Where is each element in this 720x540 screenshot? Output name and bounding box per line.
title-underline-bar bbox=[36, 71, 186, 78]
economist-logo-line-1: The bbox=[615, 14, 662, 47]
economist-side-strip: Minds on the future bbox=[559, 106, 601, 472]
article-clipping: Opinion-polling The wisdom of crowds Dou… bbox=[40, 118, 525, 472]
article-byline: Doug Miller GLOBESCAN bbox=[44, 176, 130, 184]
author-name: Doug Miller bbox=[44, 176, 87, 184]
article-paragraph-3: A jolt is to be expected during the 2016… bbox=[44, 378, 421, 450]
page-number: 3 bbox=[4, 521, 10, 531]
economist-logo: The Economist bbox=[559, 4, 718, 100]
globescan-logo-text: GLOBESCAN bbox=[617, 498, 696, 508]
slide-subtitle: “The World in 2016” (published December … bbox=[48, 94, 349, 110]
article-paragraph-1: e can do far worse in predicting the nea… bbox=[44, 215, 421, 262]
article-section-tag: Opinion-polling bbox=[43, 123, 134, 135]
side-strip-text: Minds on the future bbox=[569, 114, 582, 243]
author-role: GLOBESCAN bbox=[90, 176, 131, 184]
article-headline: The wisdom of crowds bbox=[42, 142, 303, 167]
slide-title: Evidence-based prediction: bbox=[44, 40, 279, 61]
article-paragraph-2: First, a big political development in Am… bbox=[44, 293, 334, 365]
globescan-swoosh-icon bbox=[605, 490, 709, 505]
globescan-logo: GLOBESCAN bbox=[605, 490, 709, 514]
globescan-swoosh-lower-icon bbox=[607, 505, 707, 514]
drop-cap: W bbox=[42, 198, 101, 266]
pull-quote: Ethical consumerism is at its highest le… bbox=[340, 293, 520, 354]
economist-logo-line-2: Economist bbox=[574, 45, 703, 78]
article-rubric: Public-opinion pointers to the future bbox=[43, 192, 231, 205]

◆ ◆ ◆ ◆ ◆ ◆ ◆

* [Instructions for the task]:
Render every line of the data above as a Markdown table with the columns n and Line, numbering the rows and leaving out blank lines.

* [Answer in full]:
| n | Line |
|---|---|
| 1 | Where is each element in this 720x540 screenshot? Output name and bounding box per line. |
| 2 | title-underline-bar bbox=[36, 71, 186, 78] |
| 3 | economist-logo-line-1: The bbox=[615, 14, 662, 47] |
| 4 | economist-side-strip: Minds on the future bbox=[559, 106, 601, 472] |
| 5 | article-clipping: Opinion-polling The wisdom of crowds Dou… bbox=[40, 118, 525, 472] |
| 6 | article-byline: Doug Miller GLOBESCAN bbox=[44, 176, 130, 184] |
| 7 | author-name: Doug Miller bbox=[44, 176, 87, 184] |
| 8 | article-paragraph-3: A jolt is to be expected during the 2016… bbox=[44, 378, 421, 450] |
| 9 | page-number: 3 bbox=[4, 521, 10, 531] |
| 10 | economist-logo: The Economist bbox=[559, 4, 718, 100] |
| 11 | globescan-logo-text: GLOBESCAN bbox=[617, 498, 696, 508] |
| 12 | slide-subtitle: “The World in 2016” (published December … bbox=[48, 94, 349, 110] |
| 13 | article-paragraph-1: e can do far worse in predicting the nea… bbox=[44, 215, 421, 262] |
| 14 | article-section-tag: Opinion-polling bbox=[43, 123, 134, 135] |
| 15 | side-strip-text: Minds on the future bbox=[569, 114, 582, 243] |
| 16 | author-role: GLOBESCAN bbox=[90, 176, 131, 184] |
| 17 | article-headline: The wisdom of crowds bbox=[42, 142, 303, 167] |
| 18 | slide-title: Evidence-based prediction: bbox=[44, 40, 279, 61] |
| 19 | article-paragraph-2: First, a big political development in Am… bbox=[44, 293, 334, 365] |
| 20 | globescan-swoosh-icon bbox=[605, 490, 709, 505] |
| 21 | globescan-logo: GLOBESCAN bbox=[605, 490, 709, 514] |
| 22 | globescan-swoosh-lower-icon bbox=[607, 505, 707, 514] |
| 23 | drop-cap: W bbox=[42, 198, 101, 266] |
| 24 | pull-quote: Ethical consumerism is at its highest le… bbox=[340, 293, 520, 354] |
| 25 | economist-logo-line-2: Economist bbox=[574, 45, 703, 78] |
| 26 | article-rubric: Public-opinion pointers to the future bbox=[43, 192, 231, 205] |